§ **Document**:
►

I want to build on the point that you made that the journey has evolved from the cost arbitrage journey for the Indian IT services business to much more value add, end-to-end and those are the things that the three of you go and pitch to clients, the transformational deal is what you are focusing on. So let us start by talking about where we are today, what the big shift has been in the past decade before we talk about how we reimagine as far as this industry going forward?
Gopinathan: The biggest shift has been that if you were to think about the big technology changes that happened over the last couple of decades, we were always on a catch-up mode. The start of the technology wave was typically much earlier before we got up to it but the last few years if you take the elements of what we call as the digital transformation and even more so when we are coming at automation, we are the originators of this change.
So we are no longer playing catch-up, that is an important headline that you are giving us. The Indian IT services industry is no longer playing catch up.
Gopinathan: Absolutely not.
Do you agree?
Parekh: Absolutely. I think we are at a stage where globally technology has become so relevant and the critical mass that collectively India has, all of the companies here have is just driving this change. So we are absolutely at the forefront of the change and the good news is there is so much new that is going on in what people are calling digital transformation and that is driving all of the change that we are putting in place. So it is a hugely positive optimistic view of the next 10 years.
But to build on Rajesh’s points that if we are no longer playing catch-up and if the Indian IT services industry is actually the origin and the driver of new innovation and new change, give me an example of what we have seen happened?
Parekh: One of the things that we start to see is in this area of cloud - there are a lot of players who build cloud ecosystems with the way we have started to build within India with different companies, the way to switch between clouds, the way to create cloud independent growth scenario’s that is quite innovative. Each of the companies here, many of the companies in the audience are doing that today. We are seeing that across all of our client base and we see there is a huge amount of respect that clients have for that level of innovation that many of these companies bring to those clients.

◄

§ **Given problem 1**: Reproduce the passage of the interview on Indian IT services, starting with "Gopinathan: Absolutely not." and going on through "have seen happened?".
§ **Given problem 2**: Pick up the interview on the Indian IT services industry after its final sentence and continue it.
The material after this point comes from a different source than the interview.

§ **Supplied data**:
►

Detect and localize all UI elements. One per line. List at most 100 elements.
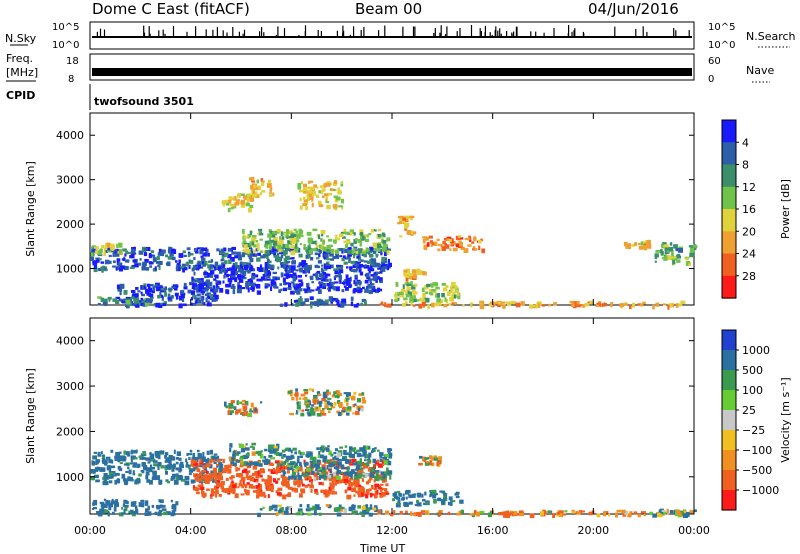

◄

§ **Exercise response 1**:
Gopinathan: Absolutely not.
Do you agree?
Parekh: Absolutely. I think we are at a stage where globally technology has become so relevant and the critical mass that collectively India has, all of the companies here have is just driving this change. So we are absolutely at the forefront of the change and the good news is there is so much new that is going on in what people are calling digital transformation and that is driving all of the change that we are putting in place. So it is a hugely positive optimistic view of the next 10 years.
But to build on Rajesh’s points that if we are no longer playing catch-up and if the Indian IT services industry is actually the origin and the driver of new innovation and new change, give me an example of what we have seen happened?

§ **Exercise response 2**:
Premji: Can I challenge the question in itself, because I think we are going to break this idea of Indian companies versus global companies. The reality is some of the global companies today have more people in India than some of ours have here. So the concept is not about whether you are global or Indian, the reality is we are all multi-national companies. Indian companies began with Indian heritage, so there can have more Indian talent compared to global companies. I think that philosophy has completely changed.
The other thing that has changed is it is not only technology companies that have a presence here, but it is also customers and end enterprises we were talking about earlier. I was talking with a customer earlier who is a large global bank and they have more people here, they are building a talent base here not for cost and quality, but for strategic differentiation. So they would tell you don’t walk our corridors of London and New York to get business, walk our corridors of Hyderabad, Chennai, Mumbai and Pune. So the philosophy has changed dramatically. So I would not pile Indian companies and global companies separately because we are all leveraging a very similar talent base which is a very powerful and qualified talent base.
To build on what you just said and you are absolutely right, it is not just the Microsofts and the Ciscos which are setting up R&D centres in India, so the back of this story is long gone or at least that is behind us, you are right about how India is becoming the innovation hub for manufacturing companies as well. Patents are being filed out of India, IBM filed about 900 patents in the last quarter out of India or something like that, what do you believe is going to be this IT innovation-driven model and how do you see companies like yours benefiting from it going forward?
Premji: I think two things are happening. One is you have young companies that are becoming true product companies coming out of India and it is still early days but I think that is happening and that is the challenge we keep getting which is –India truly becoming an innovation hub if we don’t have world-class companies coming out of India, which I think is changing.
I can speak for Wipro – our philosophy is how do we leverage product and services in a combined manner, unlikely that we will become a product company or have large scale IT that we sell independently, but how do we combine products and services and take productised services or business process as a service. That is the journey we are on but the journeys could be different for different stakeholders.
Productisation of services and I know I am getting a lot of tweets asking me about whether that is going to be part of the evolution as far as your businesses are concerned and this is something that we have discussed but tell me - lay out a roadmap for us on what this is actually going to mean?
Gopinathan: For example, we have filed more than 5,000 patents and have been granted more than 1,000. The fundamental belief is that when you think about IPR and I will come to productisation - we have the intellect, we didn’t have the discipline and the capability of converting that intellect into property and then to exploit that as a productised right. That is the journey that we are on. It requires us to go through this in a systematic way.
So where are we in that journey?
Gopinathan: We are definitely in the form of actually capturing our intellect and converting that into an asset. Collectively, if you were to think about Indian companies, we have not yet mastered the art of productising and exploiting it. But that is just a capability and that will come through.
You think that is just a capability and it will come through, but what is holding it back? When will we actually see this asset monetisation if I can call it that?
Gopinathan: One step at a time.
Five years, 10 years, do you believe it is going to happen within a decade?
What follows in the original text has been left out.